What you should do - In the records that follow, locate every line with "xlabel" and extract it.

Entries shown -
******

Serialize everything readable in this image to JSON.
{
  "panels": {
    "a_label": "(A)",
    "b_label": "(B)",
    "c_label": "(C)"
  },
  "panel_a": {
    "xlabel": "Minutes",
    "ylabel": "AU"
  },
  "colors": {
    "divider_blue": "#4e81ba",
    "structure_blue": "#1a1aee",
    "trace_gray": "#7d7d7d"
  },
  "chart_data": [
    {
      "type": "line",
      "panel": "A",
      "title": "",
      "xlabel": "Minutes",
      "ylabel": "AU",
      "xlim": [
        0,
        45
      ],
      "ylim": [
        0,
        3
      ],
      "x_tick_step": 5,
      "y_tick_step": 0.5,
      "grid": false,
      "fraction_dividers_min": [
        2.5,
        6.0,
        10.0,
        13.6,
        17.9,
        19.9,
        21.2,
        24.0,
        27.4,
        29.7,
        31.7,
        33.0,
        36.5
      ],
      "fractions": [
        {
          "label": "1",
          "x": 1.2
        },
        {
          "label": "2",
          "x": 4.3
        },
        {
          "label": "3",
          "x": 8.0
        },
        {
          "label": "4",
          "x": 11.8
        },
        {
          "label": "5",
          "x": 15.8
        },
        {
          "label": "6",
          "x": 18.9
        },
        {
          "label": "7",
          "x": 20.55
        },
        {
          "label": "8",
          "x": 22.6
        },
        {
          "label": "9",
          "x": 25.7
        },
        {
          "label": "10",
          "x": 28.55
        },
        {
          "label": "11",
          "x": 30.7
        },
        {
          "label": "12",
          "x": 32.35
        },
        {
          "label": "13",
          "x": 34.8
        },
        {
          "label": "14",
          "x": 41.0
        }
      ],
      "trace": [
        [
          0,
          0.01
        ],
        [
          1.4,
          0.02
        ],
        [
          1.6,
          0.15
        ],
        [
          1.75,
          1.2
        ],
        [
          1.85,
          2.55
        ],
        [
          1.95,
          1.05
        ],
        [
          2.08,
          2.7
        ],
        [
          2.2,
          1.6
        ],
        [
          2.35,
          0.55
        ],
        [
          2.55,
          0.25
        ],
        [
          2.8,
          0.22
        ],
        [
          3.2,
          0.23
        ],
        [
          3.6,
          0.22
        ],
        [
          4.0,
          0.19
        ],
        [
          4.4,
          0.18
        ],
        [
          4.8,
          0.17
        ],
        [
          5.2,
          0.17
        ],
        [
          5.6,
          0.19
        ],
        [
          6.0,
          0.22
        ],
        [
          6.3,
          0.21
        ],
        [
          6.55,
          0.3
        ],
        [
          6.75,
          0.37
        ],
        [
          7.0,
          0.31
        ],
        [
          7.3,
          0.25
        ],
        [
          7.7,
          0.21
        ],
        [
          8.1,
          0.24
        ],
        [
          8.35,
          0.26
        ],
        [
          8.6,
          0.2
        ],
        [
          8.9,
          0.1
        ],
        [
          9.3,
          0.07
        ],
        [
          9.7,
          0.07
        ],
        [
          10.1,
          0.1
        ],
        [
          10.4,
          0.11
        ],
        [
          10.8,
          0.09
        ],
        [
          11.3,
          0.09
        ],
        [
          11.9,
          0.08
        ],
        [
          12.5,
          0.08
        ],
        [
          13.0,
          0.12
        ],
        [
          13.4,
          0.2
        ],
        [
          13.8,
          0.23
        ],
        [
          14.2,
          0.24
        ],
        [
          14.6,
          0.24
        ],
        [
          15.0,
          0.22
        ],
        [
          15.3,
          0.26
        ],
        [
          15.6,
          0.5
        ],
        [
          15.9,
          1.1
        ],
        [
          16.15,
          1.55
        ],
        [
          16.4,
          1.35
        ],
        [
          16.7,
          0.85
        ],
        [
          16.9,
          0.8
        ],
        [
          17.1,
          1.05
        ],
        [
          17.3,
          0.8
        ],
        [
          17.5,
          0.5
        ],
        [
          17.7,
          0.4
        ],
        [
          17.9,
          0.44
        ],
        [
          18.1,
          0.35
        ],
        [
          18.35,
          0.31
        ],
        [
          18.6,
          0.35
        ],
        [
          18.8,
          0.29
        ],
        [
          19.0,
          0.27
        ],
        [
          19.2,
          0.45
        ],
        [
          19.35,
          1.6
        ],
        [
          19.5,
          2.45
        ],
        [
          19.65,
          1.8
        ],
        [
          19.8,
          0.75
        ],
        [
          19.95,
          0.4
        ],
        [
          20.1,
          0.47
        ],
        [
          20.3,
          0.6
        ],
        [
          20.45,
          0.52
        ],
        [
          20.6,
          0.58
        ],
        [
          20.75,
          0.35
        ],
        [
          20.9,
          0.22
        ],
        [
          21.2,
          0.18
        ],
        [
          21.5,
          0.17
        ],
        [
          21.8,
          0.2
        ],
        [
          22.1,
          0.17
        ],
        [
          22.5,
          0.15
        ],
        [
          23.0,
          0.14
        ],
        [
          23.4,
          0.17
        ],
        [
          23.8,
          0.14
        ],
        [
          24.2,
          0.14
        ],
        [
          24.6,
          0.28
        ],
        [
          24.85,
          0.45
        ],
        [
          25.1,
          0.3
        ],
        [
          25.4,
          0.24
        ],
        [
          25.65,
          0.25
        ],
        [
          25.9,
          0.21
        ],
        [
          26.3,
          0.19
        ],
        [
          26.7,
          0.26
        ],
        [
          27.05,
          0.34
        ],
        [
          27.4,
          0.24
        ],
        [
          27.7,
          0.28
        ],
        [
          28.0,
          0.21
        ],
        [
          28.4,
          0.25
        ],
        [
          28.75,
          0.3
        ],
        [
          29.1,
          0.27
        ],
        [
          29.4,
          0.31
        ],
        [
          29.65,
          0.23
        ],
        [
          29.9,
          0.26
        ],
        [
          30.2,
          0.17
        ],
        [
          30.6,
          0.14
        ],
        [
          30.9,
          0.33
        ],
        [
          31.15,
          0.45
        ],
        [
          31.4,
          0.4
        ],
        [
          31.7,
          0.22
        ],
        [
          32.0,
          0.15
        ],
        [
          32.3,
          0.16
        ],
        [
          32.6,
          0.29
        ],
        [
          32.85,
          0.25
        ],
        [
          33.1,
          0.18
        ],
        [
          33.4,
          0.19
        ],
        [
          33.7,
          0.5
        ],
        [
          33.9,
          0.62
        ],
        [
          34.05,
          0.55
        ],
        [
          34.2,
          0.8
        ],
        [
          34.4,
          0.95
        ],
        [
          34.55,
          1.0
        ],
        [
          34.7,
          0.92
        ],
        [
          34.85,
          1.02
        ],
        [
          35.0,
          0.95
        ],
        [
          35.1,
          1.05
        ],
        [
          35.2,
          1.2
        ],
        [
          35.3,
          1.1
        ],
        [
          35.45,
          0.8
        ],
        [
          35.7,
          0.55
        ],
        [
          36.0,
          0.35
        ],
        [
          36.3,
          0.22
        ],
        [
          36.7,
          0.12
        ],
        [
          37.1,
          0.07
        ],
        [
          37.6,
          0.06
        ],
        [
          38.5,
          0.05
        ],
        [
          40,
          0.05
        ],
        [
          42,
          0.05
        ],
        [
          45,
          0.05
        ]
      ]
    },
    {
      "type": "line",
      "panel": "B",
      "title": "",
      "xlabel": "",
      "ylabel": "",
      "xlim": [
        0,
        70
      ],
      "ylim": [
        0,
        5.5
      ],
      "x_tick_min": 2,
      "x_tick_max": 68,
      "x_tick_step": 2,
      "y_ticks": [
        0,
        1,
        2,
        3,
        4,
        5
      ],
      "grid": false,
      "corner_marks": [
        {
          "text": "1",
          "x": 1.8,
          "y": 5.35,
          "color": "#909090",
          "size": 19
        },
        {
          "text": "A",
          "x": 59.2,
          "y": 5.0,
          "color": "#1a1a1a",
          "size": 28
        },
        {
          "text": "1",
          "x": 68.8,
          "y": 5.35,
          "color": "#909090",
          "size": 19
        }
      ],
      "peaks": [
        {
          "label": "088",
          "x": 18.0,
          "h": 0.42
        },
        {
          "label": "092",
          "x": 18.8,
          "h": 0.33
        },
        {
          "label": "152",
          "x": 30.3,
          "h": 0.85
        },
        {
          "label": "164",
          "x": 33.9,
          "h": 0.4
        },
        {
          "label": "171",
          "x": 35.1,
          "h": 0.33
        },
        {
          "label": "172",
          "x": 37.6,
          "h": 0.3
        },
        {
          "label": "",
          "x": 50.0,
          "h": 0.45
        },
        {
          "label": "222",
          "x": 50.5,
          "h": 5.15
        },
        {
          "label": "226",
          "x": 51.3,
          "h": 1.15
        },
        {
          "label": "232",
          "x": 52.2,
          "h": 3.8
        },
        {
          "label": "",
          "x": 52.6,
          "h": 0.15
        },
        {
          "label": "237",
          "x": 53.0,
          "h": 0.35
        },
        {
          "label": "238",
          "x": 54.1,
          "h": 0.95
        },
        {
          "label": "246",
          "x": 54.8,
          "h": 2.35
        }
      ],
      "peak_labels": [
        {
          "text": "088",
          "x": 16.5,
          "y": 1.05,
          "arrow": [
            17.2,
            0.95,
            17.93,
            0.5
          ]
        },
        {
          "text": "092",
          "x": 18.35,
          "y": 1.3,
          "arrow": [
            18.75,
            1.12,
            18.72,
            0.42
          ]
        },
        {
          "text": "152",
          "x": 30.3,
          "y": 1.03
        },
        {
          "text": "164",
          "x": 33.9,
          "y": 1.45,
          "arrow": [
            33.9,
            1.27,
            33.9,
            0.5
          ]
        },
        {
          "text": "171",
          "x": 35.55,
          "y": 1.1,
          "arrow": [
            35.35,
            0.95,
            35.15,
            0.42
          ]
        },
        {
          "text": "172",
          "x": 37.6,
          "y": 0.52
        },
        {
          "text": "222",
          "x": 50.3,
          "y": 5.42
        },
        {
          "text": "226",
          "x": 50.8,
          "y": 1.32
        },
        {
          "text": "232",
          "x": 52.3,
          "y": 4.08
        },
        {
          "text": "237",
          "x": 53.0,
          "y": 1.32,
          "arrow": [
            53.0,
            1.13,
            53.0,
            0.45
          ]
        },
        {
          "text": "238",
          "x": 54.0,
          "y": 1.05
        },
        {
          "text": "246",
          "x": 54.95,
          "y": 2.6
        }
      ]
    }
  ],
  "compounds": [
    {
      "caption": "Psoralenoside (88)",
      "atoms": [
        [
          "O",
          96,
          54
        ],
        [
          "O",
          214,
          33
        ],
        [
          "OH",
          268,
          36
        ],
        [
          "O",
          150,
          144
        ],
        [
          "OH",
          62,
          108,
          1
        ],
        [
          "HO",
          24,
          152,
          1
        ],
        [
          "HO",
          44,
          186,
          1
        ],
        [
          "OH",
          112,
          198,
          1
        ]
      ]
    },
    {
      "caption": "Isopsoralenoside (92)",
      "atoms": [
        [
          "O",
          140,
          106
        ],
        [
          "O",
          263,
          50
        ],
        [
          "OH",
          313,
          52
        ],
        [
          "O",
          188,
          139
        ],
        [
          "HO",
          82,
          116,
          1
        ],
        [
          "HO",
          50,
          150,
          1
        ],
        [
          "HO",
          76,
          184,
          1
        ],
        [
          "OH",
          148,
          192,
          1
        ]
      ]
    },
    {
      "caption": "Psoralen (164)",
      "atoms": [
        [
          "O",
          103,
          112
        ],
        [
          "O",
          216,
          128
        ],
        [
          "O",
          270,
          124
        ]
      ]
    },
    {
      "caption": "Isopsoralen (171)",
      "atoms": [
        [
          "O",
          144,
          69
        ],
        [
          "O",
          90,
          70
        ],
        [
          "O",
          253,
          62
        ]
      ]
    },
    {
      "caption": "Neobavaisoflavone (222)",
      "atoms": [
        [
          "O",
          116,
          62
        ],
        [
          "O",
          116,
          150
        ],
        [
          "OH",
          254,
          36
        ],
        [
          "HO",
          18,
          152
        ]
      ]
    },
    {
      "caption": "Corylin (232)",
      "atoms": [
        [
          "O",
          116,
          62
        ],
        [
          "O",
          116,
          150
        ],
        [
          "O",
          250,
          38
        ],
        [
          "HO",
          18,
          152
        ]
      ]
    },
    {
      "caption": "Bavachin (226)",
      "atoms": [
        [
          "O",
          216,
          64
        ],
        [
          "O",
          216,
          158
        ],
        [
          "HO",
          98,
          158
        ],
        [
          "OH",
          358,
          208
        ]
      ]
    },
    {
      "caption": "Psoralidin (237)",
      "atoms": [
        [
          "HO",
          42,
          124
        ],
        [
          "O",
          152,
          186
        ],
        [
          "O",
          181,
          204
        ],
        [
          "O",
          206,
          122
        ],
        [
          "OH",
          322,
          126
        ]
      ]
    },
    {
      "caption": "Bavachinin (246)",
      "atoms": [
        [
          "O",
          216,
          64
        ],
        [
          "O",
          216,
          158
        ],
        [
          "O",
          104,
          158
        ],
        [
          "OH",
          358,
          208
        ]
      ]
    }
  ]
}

******

Exercise solution -
    "xlabel": "Minutes",
      "xlabel": "Minutes",
      "xlabel": "",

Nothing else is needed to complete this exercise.